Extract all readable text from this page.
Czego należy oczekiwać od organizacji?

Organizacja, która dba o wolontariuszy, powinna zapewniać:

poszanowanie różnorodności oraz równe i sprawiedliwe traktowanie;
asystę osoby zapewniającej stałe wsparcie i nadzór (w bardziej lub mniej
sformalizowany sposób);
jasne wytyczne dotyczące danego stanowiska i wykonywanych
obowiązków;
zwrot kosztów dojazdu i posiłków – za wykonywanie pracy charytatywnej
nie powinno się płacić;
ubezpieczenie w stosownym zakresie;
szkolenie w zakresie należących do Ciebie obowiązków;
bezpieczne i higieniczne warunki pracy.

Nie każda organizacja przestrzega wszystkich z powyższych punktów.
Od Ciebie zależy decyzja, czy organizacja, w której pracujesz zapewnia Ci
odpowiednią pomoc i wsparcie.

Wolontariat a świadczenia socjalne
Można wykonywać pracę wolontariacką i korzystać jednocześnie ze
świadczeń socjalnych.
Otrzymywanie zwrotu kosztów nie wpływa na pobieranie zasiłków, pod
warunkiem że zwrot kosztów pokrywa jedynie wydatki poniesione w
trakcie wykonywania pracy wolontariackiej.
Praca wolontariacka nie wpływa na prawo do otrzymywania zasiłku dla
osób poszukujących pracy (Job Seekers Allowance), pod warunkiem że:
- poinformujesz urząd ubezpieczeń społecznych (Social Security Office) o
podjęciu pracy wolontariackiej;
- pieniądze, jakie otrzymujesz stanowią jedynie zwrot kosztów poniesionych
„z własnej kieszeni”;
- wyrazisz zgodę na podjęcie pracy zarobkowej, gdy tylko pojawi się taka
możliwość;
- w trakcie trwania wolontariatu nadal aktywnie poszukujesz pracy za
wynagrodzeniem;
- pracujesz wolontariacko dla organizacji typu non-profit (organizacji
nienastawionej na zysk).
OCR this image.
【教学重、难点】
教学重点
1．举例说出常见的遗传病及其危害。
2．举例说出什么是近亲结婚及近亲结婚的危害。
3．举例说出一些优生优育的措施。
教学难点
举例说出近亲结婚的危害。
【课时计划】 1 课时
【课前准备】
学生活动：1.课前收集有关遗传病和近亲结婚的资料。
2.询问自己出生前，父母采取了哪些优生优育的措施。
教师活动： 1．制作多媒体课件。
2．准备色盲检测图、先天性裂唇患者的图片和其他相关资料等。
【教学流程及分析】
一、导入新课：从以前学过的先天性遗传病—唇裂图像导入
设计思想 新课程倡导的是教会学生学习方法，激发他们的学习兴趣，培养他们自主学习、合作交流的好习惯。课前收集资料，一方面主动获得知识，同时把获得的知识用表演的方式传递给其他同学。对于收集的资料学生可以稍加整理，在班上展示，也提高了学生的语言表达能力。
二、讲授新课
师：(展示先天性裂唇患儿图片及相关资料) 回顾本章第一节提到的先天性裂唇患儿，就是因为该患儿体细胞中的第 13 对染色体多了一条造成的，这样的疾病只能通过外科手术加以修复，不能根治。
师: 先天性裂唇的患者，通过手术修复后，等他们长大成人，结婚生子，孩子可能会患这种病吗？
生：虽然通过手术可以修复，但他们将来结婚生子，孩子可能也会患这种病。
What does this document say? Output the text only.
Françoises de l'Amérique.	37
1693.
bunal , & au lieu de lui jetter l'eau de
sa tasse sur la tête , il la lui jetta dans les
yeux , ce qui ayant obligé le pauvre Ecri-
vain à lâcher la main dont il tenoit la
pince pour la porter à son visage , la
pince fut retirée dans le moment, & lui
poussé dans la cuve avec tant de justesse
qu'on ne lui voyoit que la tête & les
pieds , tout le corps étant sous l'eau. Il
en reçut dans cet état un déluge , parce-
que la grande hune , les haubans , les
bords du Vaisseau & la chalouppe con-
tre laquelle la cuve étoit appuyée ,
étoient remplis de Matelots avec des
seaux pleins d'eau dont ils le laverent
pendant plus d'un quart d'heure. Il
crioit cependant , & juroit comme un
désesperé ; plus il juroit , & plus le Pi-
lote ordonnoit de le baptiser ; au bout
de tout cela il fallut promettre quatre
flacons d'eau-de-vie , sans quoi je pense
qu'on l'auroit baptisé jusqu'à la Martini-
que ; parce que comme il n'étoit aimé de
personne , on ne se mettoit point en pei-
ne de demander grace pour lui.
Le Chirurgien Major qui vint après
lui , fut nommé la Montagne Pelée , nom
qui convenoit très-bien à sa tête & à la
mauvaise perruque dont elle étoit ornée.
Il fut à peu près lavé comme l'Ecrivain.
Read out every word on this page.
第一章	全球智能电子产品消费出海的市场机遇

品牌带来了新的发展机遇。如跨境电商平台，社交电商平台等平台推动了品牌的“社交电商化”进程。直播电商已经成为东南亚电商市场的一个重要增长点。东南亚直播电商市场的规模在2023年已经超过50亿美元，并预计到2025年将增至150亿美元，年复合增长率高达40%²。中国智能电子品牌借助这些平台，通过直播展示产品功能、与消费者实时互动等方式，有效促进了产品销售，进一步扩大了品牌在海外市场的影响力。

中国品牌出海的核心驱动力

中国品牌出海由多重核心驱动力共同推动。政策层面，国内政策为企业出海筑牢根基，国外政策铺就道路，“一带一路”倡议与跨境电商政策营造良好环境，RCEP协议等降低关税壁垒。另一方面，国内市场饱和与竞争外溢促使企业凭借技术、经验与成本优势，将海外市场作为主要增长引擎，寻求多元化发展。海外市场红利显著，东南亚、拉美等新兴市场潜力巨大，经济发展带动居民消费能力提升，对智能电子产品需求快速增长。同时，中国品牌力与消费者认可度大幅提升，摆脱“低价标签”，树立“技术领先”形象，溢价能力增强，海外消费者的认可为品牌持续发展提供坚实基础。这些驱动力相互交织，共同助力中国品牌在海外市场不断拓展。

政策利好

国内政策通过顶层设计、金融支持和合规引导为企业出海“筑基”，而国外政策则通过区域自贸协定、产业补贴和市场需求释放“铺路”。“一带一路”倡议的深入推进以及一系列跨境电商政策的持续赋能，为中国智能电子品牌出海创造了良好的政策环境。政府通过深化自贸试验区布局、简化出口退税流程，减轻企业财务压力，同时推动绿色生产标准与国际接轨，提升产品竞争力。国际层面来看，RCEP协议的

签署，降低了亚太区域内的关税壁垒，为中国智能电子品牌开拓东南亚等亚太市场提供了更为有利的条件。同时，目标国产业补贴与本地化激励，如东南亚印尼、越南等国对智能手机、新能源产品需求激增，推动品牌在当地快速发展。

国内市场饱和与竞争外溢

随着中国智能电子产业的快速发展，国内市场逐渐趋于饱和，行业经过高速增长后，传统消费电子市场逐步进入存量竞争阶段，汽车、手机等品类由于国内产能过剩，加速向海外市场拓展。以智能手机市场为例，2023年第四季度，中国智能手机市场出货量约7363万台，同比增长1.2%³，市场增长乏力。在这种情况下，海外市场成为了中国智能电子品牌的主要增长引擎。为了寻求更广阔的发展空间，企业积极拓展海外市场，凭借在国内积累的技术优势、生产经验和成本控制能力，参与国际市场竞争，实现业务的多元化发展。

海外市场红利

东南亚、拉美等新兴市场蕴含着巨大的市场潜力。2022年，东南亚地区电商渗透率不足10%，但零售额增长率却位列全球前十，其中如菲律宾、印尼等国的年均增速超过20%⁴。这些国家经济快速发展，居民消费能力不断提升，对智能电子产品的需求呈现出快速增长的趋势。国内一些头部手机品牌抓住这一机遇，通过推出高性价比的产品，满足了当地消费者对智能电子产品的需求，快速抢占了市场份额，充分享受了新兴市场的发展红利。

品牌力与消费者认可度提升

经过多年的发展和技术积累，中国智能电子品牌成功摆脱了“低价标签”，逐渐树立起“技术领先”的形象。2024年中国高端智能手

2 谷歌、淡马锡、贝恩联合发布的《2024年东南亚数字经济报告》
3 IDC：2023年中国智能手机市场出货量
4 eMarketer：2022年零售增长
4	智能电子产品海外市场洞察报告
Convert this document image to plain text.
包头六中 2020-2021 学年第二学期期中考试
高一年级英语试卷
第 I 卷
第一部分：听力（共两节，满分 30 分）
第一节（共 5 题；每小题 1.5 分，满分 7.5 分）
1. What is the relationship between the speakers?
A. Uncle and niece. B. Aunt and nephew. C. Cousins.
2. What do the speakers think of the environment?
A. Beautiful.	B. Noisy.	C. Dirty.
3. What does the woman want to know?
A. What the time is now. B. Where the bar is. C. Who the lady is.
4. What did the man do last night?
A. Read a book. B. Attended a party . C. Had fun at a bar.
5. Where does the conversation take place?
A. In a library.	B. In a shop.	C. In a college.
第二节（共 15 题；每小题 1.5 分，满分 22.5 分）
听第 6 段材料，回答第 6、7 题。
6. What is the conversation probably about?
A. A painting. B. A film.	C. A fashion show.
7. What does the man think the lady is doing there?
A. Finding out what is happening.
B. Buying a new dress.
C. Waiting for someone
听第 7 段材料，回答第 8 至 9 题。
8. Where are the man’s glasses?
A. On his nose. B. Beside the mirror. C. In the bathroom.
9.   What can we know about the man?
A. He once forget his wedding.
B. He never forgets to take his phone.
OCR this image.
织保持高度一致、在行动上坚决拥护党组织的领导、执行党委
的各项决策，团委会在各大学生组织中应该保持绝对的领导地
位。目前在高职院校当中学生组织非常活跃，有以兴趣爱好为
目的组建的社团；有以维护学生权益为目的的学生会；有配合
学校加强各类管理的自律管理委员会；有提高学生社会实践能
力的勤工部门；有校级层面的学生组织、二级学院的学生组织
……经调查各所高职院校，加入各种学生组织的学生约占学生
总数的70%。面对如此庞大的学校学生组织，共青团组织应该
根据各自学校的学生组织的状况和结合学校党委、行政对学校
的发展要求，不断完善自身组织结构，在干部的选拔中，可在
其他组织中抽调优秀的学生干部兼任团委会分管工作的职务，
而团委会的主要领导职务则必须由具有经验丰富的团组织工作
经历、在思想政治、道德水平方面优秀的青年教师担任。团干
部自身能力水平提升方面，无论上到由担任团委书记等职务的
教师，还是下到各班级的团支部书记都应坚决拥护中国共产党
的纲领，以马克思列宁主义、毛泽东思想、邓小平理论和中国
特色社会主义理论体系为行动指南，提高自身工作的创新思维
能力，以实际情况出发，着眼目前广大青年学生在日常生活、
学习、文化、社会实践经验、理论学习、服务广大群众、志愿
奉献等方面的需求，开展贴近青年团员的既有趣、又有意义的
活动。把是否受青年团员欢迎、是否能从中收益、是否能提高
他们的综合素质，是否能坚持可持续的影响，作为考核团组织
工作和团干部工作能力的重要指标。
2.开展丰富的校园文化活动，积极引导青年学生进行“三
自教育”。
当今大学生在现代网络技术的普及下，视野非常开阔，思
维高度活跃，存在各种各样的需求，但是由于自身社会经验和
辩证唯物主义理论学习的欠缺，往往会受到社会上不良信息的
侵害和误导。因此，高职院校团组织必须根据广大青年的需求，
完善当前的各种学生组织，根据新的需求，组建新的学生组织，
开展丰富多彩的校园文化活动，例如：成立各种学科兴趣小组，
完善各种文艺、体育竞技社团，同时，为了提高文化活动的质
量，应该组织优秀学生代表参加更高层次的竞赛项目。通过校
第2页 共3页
--------------------------------
▶ _Problem description_: Which lines of the material contain the string "lady"? List each of them.

▶ _Expected answer_:
A. What the time is now. B. Where the bar is. C. Who the lady is.
7. What does the man think the lady is doing there?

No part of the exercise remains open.